▸ Prompt A: In the forum discussion about carbon fee and dividend, what temperature limit does the opening post say seems impossible to meet?
▸ Prompt B: Revise the passage of the carbon fee and dividend discussion starting at "Pointedly, what is" and ending at "it is today?", swapping "carbon emissions" for "greenhouse gas emissions".
▸ Prompt C: Write what comes next in the forum discussion about carbon fee and dividend, picking up after its final paragraph.

== Text extract

When does carbon fee and dividend become meaningless?

As of yesterday, I would suggest that the possibilities of enacting carbon fee and dividend legislation in the next 4 years is very close to zero. Given the nature of the Republican party as the party of Trump, I cannot imagine any MOC or Senator that would risk his/her political future under a Trump administration to support anything resembling a diminishment of fossil fuel production. At best, there may be a small tweak of border adjustments, as Europe and maybe others may impose carbon taxes on our exports. But at best, this is small game.

In the middle of this decade, the ability of carbon fee and dividend to substantially alter the path to global warming, or, more importantly the ability of a carbon fee and dividend to affect the outcomes after 2029, is suspect. The horse has left the barn, so to speak, for modest actions. Almost all of the current data has most nations way behind in meeting their modest commitments for CO2 reductions. Meeting a 1.1 C limit to world temperatures seems impossible. 2 C might also be impossible. This isn’t good. Bringing carbon fee and dividend to the fore in 2029 as a meaningful climate action seems almost quaint at this point. This was the decade to make significant course changes, at a lesser cost. It appears this decade is going to be lost, at least in the United States. Insofar as the US could have been a world leader in climate action, this election will have repercussions for decades to come. And not only are we unlikely to make progress over the next 4 years, there is every promise that any advances we made in the last 4 years will be rolled back.

My question is at what point will carbon fee and dividend be ineffective as a measure to reduce CO2 emissions? At what point will we as a world society be pushed to stronger and more aggressive measures, such as banning fossil fuel drilling, banning ICE cars, ban natural gas stoves, perhaps even getting the World Court to add environmental crimes to the list of Crimes Against Humanity? If we get Carbon Fee and Dividend passed and enacted in 2029 (fast track) and rammed through with an accelerated program (unlikely), will it matter?

Pointedly, what is the year (modeled) at which point carbon fee and dividend will not be the potent agent for controlling carbon emissions that it is today?

17 Replies

@Ira Beckerman Carbon pricing will always be the most potent measure for curbing greenhouse gas emissions. (Dividends make carbon pricing fairer and politically more popular.) Of course carbon pricing can't work if it's not enacted, but that's true of all the other measures you mention. The second Trump administration is not about to ban fossil fuel drilling, nor is any other jurisdiction for that matter. In the interim, our best bet may be continued subsidies for clean technology, since much of the money has been going to Red states. A number of Republican legislators oppose repeal of the Inflation Reduction Act. But I'm sure we'll hear from Rachel on what policy opportunities exist going forward in today's political environment.

Hi @Ira Beckerman. I agree with what @Jonathan Marshall said above. There is no ‘too late’ because a carbon price will always be effective at reducing climate pollution, and every fraction of avoided global warming matters.

CCL will continue to do everything we can to reduce emissions and avoid as much warming as possible. The election results make that more difficult than other outcomes would have, but there are still opportunities, and we at CCL know how to lobby members of Congress from across the political spectrum. We're the best positioned organization to operate in the coming political climate, and we're going to get to work doing it.

====
== Excerpted data

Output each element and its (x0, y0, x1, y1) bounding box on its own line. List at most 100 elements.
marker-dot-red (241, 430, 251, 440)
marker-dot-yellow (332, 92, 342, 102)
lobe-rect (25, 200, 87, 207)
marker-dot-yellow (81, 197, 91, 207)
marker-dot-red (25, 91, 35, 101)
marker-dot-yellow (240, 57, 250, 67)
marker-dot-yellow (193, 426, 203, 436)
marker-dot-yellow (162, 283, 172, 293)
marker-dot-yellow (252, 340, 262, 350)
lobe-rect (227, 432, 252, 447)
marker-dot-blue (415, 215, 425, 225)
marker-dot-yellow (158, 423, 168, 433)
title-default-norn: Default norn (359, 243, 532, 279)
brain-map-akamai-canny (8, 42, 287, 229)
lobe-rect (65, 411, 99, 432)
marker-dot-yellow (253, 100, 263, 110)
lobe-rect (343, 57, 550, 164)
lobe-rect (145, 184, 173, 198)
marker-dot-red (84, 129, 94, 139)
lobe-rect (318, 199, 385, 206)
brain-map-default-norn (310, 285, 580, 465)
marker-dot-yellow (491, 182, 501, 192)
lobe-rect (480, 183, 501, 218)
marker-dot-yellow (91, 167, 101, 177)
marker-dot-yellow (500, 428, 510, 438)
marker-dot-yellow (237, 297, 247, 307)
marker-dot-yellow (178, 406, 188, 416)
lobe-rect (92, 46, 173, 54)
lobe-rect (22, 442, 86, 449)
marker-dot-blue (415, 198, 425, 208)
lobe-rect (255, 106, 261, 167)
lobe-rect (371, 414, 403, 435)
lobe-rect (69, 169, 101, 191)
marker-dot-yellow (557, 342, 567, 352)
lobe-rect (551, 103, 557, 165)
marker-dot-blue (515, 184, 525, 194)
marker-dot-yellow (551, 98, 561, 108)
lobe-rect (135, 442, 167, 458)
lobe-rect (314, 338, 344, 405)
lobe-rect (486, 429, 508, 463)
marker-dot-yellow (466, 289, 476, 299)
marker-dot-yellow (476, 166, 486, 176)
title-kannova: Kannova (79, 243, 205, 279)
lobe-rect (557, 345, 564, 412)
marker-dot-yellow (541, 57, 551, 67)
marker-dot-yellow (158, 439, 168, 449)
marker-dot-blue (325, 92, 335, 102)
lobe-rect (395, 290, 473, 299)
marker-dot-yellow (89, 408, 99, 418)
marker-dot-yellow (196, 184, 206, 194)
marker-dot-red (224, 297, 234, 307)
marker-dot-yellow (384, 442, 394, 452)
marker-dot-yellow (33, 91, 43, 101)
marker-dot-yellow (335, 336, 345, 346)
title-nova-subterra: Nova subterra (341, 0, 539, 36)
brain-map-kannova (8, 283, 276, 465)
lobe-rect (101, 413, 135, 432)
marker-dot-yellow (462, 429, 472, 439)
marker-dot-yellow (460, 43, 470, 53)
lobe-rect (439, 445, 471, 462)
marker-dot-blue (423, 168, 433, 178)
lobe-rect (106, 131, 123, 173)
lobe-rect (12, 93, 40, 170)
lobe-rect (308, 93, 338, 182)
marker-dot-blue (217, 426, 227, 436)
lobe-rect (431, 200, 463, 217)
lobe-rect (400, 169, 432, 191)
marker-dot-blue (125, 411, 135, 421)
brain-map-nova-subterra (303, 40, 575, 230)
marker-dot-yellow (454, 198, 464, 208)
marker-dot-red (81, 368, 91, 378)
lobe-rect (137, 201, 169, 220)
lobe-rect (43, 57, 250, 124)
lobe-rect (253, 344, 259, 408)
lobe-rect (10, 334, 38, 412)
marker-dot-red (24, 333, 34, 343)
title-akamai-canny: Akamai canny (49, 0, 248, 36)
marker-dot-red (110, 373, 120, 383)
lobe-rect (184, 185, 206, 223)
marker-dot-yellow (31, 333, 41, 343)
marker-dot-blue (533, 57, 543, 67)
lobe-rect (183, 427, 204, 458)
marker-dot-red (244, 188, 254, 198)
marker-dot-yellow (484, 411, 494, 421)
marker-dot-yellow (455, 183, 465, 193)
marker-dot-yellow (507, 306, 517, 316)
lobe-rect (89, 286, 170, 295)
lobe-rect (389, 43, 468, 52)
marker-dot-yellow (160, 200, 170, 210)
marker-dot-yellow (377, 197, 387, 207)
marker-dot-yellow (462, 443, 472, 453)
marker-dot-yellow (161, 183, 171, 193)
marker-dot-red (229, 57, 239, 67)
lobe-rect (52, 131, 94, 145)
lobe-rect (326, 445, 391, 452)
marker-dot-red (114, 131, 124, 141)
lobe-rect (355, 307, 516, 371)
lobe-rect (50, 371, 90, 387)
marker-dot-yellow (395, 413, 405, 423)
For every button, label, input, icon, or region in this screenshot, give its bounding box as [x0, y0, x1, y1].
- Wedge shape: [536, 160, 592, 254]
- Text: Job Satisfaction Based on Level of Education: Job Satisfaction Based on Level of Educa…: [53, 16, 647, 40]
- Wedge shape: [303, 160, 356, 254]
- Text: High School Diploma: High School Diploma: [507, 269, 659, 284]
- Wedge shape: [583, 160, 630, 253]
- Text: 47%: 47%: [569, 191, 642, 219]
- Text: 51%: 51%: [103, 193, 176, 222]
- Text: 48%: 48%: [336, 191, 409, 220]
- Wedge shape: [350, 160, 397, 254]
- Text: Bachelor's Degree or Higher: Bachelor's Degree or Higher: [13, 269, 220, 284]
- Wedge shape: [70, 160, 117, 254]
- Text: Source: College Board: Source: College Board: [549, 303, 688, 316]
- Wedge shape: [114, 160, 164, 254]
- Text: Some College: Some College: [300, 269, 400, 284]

====

▸ Reply A: A 1.1 C limit to world temperatures.

▸ Reply B:
Pointedly, what is the year (modeled) at which point carbon fee and dividend will not be the potent agent for controlling greenhouse gas emissions that it is today?

▸ Reply C:
Senator Cassidy has already talked about implementing a carbon tariff next year, for example. Permitting reform remains a viable policy, as do healthy forest solutions in a Farm Bill that is now more likely to be finally get done in 2025. We'll also have to play some defense, to protect as many of the IRA's provisions as possible, for example. And a carbon price isn't completely out of the realm of the possible, if fiscally conservative Republicans decide they don't want to add trillions of dollars to the national debt as a result of tax cut extensions.

Remember that action is the antidote to despair, every fraction of avoided warming matters, and it's never too late to improve our future world 🤓

@Dana Nuccitelli
Great points Dana. Carbon border adjustments, especially if done in concert with the EU, could have as much or more effect than domestic carbon pricing. There is also a lot of work to be done on research and implementation of carbon capture, especially by management measures for ocean and natural systems. Finally, although not widely popular, I think great research progress could be made on geoengineering, which we are going to need some of according to James Hansen. Time is of the essence on all these.

George Donart
152 Posts

@Ira Beckerman, We've obviously a tough road ahead. Most of the rest of the world is using and/or moving to carbon pricing. Being a laggard is not a useful option for the U.S. According to RMI, clean energy capex is rising and about to eclipse fossil capex which is falling at about the same rate. A carbon fee accelerates that divergence.

Constancy is my favorite virtue. So many people will go for a little while and get excited for a year or two, but it is really constancy that gets things done.
-- Marshall Saunders

George Donart
152 Posts

@Ira Beckerman
Recent 3 tiered global carbon pricing proposal from the director-general of the WTO:

Rob Johnson
179 Posts

@Ira Beckerman
It sounds like you are saying the green new deal is more likely to pass than the carbon fee in the next Congress. The party is libable to flip every election. We always have to live with that. But CCL is non-partisan.

Frans Kopp
59 Posts

@Robert Beggswith respect to geoengineering, especially release of sulfur dioxide into the atmosphere I have often recommended the novel Termination Shock by Neil Stephenson. While a novel, that plays out mostly in Texas, and moves to China, India and New Guinea, it shows the geopolitical risks of such measures, with unexpected changes in climate patterns globally. Even if one isn’t into the science of climate, it is a great read.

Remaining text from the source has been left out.